---------- Извлечённый текст

Тут мы можем не сойтись во мнениях. Читая вот это «бледно-зеленый на горячем солнце», увидели ли вы этот шланг? Ваша читательская энергия произвела ли на этой фразе некое действие. Вы включились или выключились? Вы со мной или против меня? Подались чуть вперед или чуть назад?
По вот этому бурленью вы знаете, что я здесь. И я знаю, что вы здесь. Эта фраза — коридорчик, соединяющий нас, дарящий нам фрагмент мира, насчет которого возникает перепалка, то есть связь.
В вас много вариантов вас. К которому из них я обращаюсь, когда пишу? К лучшему. К тому, кто больше всего похож на лучшего меня. При чтении эти два лучших варианта нас с вами выбираются за пределы наших самостей и в пространстве, созданном взаимным уважением, делаются единым целым.
Получается вполне обнадеживающая модель человеческого взаимодействия: двое людей, уважающих друг друга, подаются вперед, один говорит, стараясь убедить, второй слушает, желая очароваться.
С этим вполне можно работать.
Я брался за эту книгу, как уже говорил вначале, с осознанием, до чего важным в последние двадцать лет было для меня преподавание. Я намеревался изложить на бумаге кое-что из того, что за эти двадцать лет постиг, — чтобы, скажем так, сберечь эти озарения. Работая с этими рассказами, я обнаружил, что происходит еще кое-что. Не ограниченный семестровым расписанием, понуждаемый формой очерка к предметности, я выяснил, как эти рассказы раскрываются мне и испытывают меня так, как никогда прежде. Как выясняется, они даже чудеснее, чем мне казалось все эти годы, — сложнее, таинственнее. И, на контрасте с моими работами, я вижу, чего добились эти русские и чего сам я пока что не в силах был достичь.

--------------------
---------- Записи набора данных

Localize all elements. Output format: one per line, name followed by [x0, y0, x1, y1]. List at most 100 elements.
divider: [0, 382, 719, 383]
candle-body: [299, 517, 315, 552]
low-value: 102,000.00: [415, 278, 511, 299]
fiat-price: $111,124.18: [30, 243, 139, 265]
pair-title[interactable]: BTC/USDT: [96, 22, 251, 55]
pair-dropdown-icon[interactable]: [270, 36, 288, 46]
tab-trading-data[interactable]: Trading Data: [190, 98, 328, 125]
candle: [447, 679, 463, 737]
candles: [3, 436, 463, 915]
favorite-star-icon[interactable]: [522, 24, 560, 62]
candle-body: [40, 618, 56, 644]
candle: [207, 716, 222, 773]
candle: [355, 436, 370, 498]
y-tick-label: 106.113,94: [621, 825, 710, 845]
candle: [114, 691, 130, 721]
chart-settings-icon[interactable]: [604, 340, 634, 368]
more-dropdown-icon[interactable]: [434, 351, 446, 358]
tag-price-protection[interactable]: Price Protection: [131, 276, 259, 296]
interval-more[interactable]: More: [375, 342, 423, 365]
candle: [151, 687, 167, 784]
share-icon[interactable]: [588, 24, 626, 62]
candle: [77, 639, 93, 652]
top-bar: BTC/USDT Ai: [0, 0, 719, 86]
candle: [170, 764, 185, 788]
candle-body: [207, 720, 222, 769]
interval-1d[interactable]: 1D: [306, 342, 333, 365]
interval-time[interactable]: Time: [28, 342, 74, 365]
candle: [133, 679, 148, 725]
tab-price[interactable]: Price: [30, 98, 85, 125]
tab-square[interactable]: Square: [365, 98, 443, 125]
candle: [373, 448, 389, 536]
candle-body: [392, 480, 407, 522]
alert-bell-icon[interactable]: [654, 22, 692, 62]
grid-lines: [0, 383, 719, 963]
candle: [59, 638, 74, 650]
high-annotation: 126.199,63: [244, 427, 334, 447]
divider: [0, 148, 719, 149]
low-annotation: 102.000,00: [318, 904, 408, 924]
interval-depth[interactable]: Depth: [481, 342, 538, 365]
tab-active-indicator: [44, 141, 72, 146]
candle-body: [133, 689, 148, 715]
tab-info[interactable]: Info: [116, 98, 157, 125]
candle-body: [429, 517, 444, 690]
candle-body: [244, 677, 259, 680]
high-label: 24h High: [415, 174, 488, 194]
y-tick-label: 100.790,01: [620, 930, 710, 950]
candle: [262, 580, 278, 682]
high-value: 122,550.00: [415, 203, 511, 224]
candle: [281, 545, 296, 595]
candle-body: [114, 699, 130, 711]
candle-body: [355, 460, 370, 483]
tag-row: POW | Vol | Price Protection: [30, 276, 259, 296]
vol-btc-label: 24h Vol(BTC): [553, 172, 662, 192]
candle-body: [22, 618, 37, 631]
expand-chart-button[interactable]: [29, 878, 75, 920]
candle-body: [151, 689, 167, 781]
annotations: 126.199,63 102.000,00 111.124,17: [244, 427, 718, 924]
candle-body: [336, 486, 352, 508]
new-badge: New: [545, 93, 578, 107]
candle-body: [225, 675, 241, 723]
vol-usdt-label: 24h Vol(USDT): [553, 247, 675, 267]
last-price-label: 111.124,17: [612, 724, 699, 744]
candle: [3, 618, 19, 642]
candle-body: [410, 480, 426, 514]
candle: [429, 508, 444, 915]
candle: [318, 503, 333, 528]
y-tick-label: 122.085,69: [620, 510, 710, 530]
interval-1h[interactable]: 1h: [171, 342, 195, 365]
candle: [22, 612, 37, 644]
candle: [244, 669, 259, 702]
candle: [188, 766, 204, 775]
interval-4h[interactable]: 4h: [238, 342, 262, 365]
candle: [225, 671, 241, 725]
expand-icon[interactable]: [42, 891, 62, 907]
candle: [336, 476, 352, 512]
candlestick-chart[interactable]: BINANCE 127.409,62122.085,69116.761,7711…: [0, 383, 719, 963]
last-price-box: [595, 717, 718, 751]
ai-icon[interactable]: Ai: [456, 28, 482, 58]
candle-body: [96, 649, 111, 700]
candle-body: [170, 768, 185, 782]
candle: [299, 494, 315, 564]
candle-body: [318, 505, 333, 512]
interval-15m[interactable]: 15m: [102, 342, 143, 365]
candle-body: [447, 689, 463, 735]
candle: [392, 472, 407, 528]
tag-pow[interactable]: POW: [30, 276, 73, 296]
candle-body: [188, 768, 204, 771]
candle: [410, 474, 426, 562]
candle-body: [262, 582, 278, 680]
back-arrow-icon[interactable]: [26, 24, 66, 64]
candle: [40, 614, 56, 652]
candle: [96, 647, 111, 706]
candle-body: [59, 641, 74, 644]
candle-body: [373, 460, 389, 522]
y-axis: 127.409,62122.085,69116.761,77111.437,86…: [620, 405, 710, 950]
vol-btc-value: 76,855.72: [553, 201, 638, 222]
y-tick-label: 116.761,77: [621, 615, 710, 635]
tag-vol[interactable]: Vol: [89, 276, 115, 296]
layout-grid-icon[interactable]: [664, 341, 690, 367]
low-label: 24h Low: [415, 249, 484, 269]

--------------------

▶ [Задания к упражнению]
1. Изложите суть отрывка о чтении и письме в двух предложениях.
2. Дайте продолжение отрывка о чтении и письме, начиная сразу после его последнего предложения.

▶ [Результаты по порядку]
1. Фраза в отрывке становится коридорчиком между пишущим и читающим, а лучшие варианты обоих в пространстве взаимного уважения делаются единым целым. Автор взялся за книгу, чтобы сберечь то, что постиг за двадцать лет преподавания, и обнаружил, что рассказы раскрываются ему как никогда прежде и оказываются чудеснее, сложнее и таинственнее, чем ему казалось.

2.
Мучительно и прекрасно было обнаружить, какой потенциал содержится в выбранном мною жанре и как далек я все еще от его воплощения.
Почувствовал я и вот что: этим русским удалось то, что им удалось, так прекрасно, что ни мне, ни кому бы то ни было другому нет нужды продолжать делать то же самое.
Можно сказать и так: моя (и ваша) работа отчасти состоит в том, чтобы отыскать новые пути развития этого жанра; писать рассказы, столь же сильные, как эти русские, однако новые — голосом, подачей и предметами внимания в них, то есть чтобы они откликались на знание о бытии на Земле, которое история человечества принесла нам с тех пор, как те русские здесь жили.
Эти рассказы, как мы убедились, воздействуют очень по-своему. Нашим необходимо воздействовать иначе — не только для того, чтобы отличаться от тех былых работ, но и чтобы соответствовали они нашему времени так же свежо, как соответствовали своему те русские.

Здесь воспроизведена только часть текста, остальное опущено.